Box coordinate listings
_ _ _ _ _ _ _
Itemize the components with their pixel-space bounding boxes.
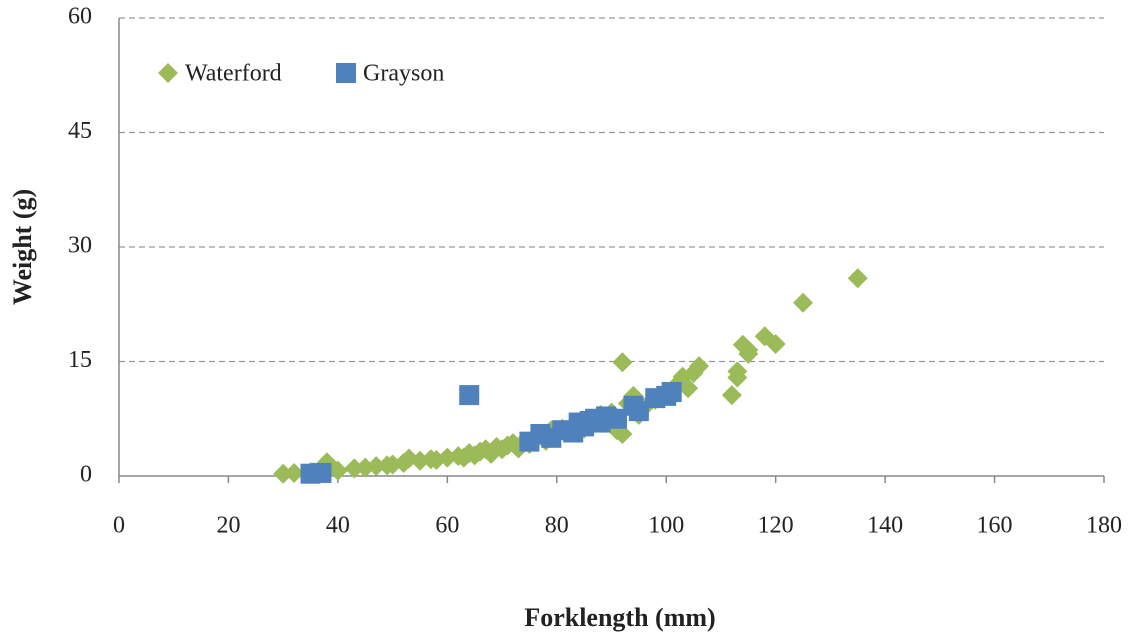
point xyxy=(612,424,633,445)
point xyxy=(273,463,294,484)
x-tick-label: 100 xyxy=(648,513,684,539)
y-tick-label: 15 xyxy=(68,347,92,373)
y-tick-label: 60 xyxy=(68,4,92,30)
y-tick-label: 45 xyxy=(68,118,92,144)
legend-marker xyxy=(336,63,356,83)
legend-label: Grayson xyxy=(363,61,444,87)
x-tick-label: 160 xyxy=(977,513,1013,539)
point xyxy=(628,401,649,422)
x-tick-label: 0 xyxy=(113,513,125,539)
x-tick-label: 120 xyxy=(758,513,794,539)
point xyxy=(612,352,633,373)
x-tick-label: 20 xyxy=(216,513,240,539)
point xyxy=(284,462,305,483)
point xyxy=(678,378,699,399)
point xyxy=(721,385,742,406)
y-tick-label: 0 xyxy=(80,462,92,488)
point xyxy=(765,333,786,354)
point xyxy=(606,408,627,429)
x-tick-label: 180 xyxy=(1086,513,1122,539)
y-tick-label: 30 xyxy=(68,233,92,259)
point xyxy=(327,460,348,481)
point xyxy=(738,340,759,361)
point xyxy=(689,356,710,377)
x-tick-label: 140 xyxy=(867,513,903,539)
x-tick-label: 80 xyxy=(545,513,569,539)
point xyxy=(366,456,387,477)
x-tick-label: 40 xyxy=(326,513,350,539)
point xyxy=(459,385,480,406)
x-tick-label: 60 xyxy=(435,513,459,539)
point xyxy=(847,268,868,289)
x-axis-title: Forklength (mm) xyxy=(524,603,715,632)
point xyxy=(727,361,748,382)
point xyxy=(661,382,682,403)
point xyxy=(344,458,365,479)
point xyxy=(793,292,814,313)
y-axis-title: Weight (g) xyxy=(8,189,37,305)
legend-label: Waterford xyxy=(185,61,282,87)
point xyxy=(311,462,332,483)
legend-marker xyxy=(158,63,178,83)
_ _ _ _ _ _ _
WHAT YOU SHOULD DO: Copy out the lines of the data above, starting at the line with "point xyxy=(612,424,633,445)" and continuing through the line with "point xyxy=(606,408,627,429)", both included.

ANSWER IN FULL:
point xyxy=(612,424,633,445)
point xyxy=(273,463,294,484)
x-tick-label: 100 xyxy=(648,513,684,539)
y-tick-label: 15 xyxy=(68,347,92,373)
y-tick-label: 60 xyxy=(68,4,92,30)
y-tick-label: 45 xyxy=(68,118,92,144)
legend-marker xyxy=(336,63,356,83)
legend-label: Grayson xyxy=(363,61,444,87)
x-tick-label: 160 xyxy=(977,513,1013,539)
point xyxy=(628,401,649,422)
x-tick-label: 0 xyxy=(113,513,125,539)
x-tick-label: 120 xyxy=(758,513,794,539)
point xyxy=(612,352,633,373)
x-tick-label: 20 xyxy=(216,513,240,539)
point xyxy=(284,462,305,483)
point xyxy=(678,378,699,399)
point xyxy=(721,385,742,406)
y-tick-label: 0 xyxy=(80,462,92,488)
point xyxy=(765,333,786,354)
point xyxy=(606,408,627,429)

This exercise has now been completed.